-- START Data to process --
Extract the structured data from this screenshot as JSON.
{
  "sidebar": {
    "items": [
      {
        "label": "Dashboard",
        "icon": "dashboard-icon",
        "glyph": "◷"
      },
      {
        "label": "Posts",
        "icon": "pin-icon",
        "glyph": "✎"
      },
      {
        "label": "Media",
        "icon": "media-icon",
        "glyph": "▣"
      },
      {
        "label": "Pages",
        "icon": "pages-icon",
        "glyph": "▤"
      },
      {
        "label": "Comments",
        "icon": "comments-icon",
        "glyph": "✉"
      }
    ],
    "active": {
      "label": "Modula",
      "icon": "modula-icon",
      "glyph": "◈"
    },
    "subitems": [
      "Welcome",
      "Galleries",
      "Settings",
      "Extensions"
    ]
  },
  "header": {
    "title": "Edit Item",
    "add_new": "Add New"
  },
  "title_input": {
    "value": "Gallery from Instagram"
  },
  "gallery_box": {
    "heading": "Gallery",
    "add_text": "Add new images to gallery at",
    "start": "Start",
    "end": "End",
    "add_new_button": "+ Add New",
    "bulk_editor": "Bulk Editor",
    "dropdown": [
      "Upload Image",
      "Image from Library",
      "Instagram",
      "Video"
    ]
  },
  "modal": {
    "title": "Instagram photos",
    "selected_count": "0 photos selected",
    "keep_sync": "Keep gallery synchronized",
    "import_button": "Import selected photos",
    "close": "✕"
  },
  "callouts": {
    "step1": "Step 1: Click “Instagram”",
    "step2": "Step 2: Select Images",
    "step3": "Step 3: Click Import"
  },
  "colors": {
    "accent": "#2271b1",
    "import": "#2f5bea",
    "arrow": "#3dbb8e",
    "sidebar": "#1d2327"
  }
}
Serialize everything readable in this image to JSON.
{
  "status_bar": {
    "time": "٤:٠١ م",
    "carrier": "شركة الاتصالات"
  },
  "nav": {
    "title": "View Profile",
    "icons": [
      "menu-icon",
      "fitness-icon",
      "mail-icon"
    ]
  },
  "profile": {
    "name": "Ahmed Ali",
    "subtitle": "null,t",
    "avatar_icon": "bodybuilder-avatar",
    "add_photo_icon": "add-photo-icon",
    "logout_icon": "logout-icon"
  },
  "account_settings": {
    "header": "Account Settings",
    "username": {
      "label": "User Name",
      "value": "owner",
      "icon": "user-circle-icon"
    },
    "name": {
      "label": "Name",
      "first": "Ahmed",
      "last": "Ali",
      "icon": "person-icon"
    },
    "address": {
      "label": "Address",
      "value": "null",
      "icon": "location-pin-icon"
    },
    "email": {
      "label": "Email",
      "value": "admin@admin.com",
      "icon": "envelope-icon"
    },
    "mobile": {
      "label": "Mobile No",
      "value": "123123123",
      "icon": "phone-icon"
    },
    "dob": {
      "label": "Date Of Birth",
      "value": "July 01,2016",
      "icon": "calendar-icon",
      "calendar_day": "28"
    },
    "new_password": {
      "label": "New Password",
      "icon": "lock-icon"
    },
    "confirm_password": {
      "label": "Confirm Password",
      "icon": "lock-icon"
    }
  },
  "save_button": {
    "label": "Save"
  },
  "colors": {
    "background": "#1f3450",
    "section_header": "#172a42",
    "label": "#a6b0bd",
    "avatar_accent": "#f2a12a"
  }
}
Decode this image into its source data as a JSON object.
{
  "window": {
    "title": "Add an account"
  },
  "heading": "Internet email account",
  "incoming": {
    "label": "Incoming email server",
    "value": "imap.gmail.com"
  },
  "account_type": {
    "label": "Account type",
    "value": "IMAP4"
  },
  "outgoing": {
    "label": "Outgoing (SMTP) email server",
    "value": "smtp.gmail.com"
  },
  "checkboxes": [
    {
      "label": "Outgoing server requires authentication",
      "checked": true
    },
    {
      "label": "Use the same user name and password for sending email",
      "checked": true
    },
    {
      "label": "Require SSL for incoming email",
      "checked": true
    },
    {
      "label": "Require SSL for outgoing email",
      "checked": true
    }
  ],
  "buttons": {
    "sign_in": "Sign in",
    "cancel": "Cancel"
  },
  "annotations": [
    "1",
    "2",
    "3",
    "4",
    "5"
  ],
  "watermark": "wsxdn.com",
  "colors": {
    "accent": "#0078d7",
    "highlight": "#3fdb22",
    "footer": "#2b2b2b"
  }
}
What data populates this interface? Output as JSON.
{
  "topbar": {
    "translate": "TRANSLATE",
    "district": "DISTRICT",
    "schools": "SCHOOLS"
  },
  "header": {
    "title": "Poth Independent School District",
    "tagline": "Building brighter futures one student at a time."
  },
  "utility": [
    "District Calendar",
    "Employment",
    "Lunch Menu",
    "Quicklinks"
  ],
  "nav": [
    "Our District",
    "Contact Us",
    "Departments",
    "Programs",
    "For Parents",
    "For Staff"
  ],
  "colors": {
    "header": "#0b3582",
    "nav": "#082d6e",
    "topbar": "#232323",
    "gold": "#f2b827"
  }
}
-- END Data to process --
- [What this task involves]: Look for the word "heading" in every line of the listing and copy the lines that have it.

- [Response below]:
    "heading": "Gallery",
  "heading": "Internet email account",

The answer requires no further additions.